> _Data in this exercise_
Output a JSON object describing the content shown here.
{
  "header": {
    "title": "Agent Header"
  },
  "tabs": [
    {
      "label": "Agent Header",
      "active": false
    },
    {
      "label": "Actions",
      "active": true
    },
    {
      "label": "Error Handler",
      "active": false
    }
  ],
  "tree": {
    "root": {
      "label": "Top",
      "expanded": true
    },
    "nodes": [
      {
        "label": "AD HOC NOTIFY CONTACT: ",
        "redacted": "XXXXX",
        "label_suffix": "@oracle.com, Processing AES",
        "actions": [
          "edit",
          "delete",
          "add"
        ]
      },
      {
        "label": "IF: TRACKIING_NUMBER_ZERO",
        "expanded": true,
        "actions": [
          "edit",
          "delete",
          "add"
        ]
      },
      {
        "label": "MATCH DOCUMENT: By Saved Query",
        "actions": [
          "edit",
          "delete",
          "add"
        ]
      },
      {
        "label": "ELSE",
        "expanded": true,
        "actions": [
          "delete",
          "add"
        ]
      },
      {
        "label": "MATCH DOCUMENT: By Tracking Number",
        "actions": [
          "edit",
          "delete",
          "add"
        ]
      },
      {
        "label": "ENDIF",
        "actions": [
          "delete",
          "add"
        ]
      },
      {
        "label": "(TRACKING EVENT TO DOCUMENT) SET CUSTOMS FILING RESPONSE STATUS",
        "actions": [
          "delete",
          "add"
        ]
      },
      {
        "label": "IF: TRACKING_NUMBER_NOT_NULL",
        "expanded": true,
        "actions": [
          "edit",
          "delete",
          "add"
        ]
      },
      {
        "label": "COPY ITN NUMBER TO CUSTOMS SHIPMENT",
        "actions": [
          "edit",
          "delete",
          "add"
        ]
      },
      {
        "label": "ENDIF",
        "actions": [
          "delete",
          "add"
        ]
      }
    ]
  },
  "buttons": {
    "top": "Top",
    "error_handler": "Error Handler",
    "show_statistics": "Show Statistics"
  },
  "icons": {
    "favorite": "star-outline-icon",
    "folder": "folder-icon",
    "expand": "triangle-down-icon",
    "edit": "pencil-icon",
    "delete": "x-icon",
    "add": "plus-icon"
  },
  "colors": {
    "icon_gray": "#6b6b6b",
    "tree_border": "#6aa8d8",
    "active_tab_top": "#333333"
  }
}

> _Do this_
Copy every record exactly as presented.

> _Task answer_
Output a JSON object describing the content shown here.
{
  "header": {
    "title": "Agent Header"
  },
  "tabs": [
    {
      "label": "Agent Header",
      "active": false
    },
    {
      "label": "Actions",
      "active": true
    },
    {
      "label": "Error Handler",
      "active": false
    }
  ],
  "tree": {
    "root": {
      "label": "Top",
      "expanded": true
    },
    "nodes": [
      {
        "label": "AD HOC NOTIFY CONTACT: ",
        "redacted": "XXXXX",
        "label_suffix": "@oracle.com, Processing AES",
        "actions": [
          "edit",
          "delete",
          "add"
        ]
      },
      {
        "label": "IF: TRACKIING_NUMBER_ZERO",
        "expanded": true,
        "actions": [
          "edit",
          "delete",
          "add"
        ]
      },
      {
        "label": "MATCH DOCUMENT: By Saved Query",
        "actions": [
          "edit",
          "delete",
          "add"
        ]
      },
      {
        "label": "ELSE",
        "expanded": true,
        "actions": [
          "delete",
          "add"
        ]
      },
      {
        "label": "MATCH DOCUMENT: By Tracking Number",
        "actions": [
          "edit",
          "delete",
          "add"
        ]
      },
      {
        "label": "ENDIF",
        "actions": [
          "delete",
          "add"
        ]
      },
      {
        "label": "(TRACKING EVENT TO DOCUMENT) SET CUSTOMS FILING RESPONSE STATUS",
        "actions": [
          "delete",
          "add"
        ]
      },
      {
        "label": "IF: TRACKING_NUMBER_NOT_NULL",
        "expanded": true,
        "actions": [
          "edit",
          "delete",
          "add"
        ]
      },
      {
        "label": "COPY ITN NUMBER TO CUSTOMS SHIPMENT",
        "actions": [
          "edit",
          "delete",
          "add"
        ]
      },
      {
        "label": "ENDIF",
        "actions": [
          "delete",
          "add"
        ]
      }
    ]
  },
  "buttons": {
    "top": "Top",
    "error_handler": "Error Handler",
    "show_statistics": "Show Statistics"
  },
  "icons": {
    "favorite": "star-outline-icon",
    "folder": "folder-icon",
    "expand": "triangle-down-icon",
    "edit": "pencil-icon",
    "delete": "x-icon",
    "add": "plus-icon"
  },
  "colors": {
    "icon_gray": "#6b6b6b",
    "tree_border": "#6aa8d8",
    "active_tab_top": "#333333"
  }
}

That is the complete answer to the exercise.